_Excerpt_:
-------

Computers use binary digits, or bits, to represent data because two states (on/off, true/false, 1/0) can easily be represented using physical components such as transistors. This makes designing and building reliable digital circuits that can perform complex computations easier. You can read more about how signed numbers are represented using two's complement here.

If you are interested in how information is generally encoded, transmitted and decoded, you can read about Information Theory

However, it is difficult to input instructions and data into a computer using only 1s and 0s. Therefore, hexadecimal (base 16) is usually used to represent binary numbers in a more compact and human-readable form. Instructions are written in assembly language, which uses mnemonics such as ADD, SUB and MOV to perform mathematical operations and save values to storage (registers) instead of binary codes. For example:

ADD 2, 3; MOV R1, 5; SUB R2, R1

So-called "high-level programming languages", such as Python, JavaScript and C++, are designed to be more human-readable and easier to write than assembly language. A compiler or interpreter then translates these into machine code so that the computer can execute them.

You now have a complete understanding of what a computer is and how it works. It is a machine that performs computations by manipulating symbols according to a set of rules. These symbols have no inherent meaning, but we assign meaning to them in our minds. Computers are built using physical components, such as transistors, and physical processes are ultimately involved in computation.

-------

_What you are asked to do_: Rewrite the excerpt's paragraph that begins with So-called "high-level programming languages" in a shorter form, keeping its main facts. The rows have no connection to the excerpt.

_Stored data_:
-------

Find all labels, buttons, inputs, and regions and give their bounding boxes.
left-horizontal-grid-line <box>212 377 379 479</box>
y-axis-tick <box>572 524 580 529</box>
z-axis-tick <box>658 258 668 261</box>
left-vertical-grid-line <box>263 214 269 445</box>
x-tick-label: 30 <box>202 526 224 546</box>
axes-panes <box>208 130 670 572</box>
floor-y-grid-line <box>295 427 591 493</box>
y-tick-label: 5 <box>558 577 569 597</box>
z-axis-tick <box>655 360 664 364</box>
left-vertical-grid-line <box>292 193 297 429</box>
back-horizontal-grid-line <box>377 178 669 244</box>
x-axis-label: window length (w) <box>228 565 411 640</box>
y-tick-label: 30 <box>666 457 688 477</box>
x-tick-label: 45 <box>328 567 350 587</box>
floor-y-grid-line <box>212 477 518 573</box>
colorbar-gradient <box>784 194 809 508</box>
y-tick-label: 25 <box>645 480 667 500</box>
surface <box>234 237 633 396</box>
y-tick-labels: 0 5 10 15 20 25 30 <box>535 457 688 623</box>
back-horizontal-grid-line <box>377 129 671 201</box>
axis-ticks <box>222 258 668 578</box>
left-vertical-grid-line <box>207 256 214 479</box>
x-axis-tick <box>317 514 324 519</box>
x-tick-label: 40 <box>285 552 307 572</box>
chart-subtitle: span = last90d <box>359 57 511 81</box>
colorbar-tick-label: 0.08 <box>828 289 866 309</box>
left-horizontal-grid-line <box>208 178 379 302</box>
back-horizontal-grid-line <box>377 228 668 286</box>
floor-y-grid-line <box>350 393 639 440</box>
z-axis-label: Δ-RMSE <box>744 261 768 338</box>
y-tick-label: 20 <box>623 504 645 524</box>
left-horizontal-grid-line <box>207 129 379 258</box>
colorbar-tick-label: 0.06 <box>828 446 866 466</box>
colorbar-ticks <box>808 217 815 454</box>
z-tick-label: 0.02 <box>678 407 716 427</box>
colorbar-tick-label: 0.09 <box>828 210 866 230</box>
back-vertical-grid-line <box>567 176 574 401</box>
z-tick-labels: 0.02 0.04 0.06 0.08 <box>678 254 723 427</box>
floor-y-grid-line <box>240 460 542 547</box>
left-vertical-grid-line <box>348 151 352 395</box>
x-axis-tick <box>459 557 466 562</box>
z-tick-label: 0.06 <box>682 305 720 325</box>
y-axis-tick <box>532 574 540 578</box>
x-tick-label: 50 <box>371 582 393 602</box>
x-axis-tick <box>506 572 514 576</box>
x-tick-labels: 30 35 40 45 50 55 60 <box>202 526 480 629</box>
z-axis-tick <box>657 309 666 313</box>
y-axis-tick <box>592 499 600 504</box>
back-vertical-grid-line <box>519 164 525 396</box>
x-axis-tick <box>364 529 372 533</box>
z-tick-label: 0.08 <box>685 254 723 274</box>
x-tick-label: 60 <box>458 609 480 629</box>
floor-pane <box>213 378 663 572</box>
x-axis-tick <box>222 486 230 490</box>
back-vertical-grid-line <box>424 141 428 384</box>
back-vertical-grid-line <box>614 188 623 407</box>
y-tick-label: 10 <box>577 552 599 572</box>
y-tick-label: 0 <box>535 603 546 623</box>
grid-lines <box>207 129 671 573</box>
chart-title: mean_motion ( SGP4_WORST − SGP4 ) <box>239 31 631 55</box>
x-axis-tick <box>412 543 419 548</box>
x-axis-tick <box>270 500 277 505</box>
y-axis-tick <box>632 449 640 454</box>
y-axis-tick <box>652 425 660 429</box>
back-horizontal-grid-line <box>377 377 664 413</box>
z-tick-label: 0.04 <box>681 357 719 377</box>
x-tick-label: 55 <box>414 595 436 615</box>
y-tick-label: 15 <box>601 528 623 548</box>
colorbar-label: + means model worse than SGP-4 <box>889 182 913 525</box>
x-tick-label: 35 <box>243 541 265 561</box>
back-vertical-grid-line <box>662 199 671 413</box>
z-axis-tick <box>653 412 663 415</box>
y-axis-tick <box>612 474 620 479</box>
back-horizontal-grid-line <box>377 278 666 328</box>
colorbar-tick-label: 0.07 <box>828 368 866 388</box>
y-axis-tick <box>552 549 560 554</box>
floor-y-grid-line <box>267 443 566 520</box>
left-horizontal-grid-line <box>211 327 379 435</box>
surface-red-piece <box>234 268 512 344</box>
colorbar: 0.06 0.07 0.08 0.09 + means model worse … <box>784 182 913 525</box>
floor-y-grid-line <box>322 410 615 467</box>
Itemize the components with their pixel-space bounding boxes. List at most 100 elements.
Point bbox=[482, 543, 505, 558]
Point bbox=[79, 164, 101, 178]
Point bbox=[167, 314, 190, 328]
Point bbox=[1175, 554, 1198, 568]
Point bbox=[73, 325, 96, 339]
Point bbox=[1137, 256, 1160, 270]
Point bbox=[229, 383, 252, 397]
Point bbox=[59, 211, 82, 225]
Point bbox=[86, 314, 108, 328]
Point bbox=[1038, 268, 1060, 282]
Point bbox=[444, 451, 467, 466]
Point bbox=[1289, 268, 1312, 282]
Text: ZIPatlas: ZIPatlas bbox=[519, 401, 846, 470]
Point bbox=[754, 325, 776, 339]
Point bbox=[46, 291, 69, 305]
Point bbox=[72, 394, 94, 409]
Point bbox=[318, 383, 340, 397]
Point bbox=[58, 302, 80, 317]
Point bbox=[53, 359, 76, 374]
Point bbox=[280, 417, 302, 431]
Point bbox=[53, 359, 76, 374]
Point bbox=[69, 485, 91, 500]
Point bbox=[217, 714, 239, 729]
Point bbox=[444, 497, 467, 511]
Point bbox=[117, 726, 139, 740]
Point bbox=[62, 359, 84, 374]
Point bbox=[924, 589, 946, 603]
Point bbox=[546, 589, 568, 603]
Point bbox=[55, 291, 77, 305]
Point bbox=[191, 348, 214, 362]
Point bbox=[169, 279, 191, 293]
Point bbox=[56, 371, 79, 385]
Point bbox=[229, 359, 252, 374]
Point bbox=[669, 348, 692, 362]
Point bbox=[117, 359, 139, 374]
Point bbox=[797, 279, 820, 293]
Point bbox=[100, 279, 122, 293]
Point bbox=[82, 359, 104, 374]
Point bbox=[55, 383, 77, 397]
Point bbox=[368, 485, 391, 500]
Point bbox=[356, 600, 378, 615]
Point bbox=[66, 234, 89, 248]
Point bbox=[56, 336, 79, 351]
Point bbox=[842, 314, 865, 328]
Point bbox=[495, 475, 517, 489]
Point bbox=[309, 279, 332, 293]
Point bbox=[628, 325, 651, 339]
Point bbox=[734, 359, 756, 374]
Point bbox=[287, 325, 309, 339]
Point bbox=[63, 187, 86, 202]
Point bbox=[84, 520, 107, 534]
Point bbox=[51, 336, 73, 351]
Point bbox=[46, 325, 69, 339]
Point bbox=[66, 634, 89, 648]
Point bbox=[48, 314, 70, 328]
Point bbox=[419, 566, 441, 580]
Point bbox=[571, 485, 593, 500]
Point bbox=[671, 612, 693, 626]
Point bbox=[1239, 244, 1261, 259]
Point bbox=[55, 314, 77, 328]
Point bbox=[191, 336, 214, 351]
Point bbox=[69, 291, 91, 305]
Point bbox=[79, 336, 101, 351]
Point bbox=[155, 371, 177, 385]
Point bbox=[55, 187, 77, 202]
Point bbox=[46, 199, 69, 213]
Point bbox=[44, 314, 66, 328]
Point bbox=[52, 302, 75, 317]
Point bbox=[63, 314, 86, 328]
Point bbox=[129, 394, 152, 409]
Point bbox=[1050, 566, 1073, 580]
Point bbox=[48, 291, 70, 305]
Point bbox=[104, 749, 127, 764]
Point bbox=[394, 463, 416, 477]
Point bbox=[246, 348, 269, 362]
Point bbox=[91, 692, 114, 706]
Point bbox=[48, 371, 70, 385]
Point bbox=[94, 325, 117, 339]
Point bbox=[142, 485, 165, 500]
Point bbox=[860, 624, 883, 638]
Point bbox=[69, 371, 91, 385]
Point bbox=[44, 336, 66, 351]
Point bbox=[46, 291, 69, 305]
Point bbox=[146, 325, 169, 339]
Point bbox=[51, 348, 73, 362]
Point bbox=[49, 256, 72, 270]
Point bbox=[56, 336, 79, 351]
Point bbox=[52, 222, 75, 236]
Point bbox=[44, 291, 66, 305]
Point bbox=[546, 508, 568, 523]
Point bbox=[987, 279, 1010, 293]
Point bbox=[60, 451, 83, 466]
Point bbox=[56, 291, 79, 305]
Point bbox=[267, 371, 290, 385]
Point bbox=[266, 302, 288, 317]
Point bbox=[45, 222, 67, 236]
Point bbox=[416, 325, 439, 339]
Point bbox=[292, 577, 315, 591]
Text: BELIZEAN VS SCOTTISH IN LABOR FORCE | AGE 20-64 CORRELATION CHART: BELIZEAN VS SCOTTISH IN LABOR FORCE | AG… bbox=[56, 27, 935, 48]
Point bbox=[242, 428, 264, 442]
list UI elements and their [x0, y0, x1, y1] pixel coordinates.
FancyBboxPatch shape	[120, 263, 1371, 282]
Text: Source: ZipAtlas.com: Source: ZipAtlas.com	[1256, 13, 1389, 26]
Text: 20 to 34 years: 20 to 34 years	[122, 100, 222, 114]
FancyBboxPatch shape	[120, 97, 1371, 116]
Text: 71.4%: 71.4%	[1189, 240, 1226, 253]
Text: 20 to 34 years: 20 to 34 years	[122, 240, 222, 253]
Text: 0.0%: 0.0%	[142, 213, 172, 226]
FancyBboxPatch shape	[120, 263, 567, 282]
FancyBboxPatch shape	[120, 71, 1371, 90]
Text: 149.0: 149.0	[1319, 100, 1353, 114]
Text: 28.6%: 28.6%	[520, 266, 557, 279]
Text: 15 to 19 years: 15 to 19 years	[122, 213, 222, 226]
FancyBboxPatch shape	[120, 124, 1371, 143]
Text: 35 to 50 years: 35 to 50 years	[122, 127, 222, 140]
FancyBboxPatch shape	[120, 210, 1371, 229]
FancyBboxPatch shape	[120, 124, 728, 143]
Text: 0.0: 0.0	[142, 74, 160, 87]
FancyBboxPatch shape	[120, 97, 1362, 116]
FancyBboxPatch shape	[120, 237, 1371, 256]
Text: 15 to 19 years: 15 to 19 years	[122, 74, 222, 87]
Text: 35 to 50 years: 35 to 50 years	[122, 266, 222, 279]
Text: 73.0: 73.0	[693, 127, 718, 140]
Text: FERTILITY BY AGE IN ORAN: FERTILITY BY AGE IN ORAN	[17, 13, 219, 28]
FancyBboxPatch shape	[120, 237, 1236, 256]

-------

_Output below_: High-level programming languages such as Python, JavaScript and C++ are easier to read and write than assembly language. A compiler or interpreter translates them into machine code so the computer can execute them.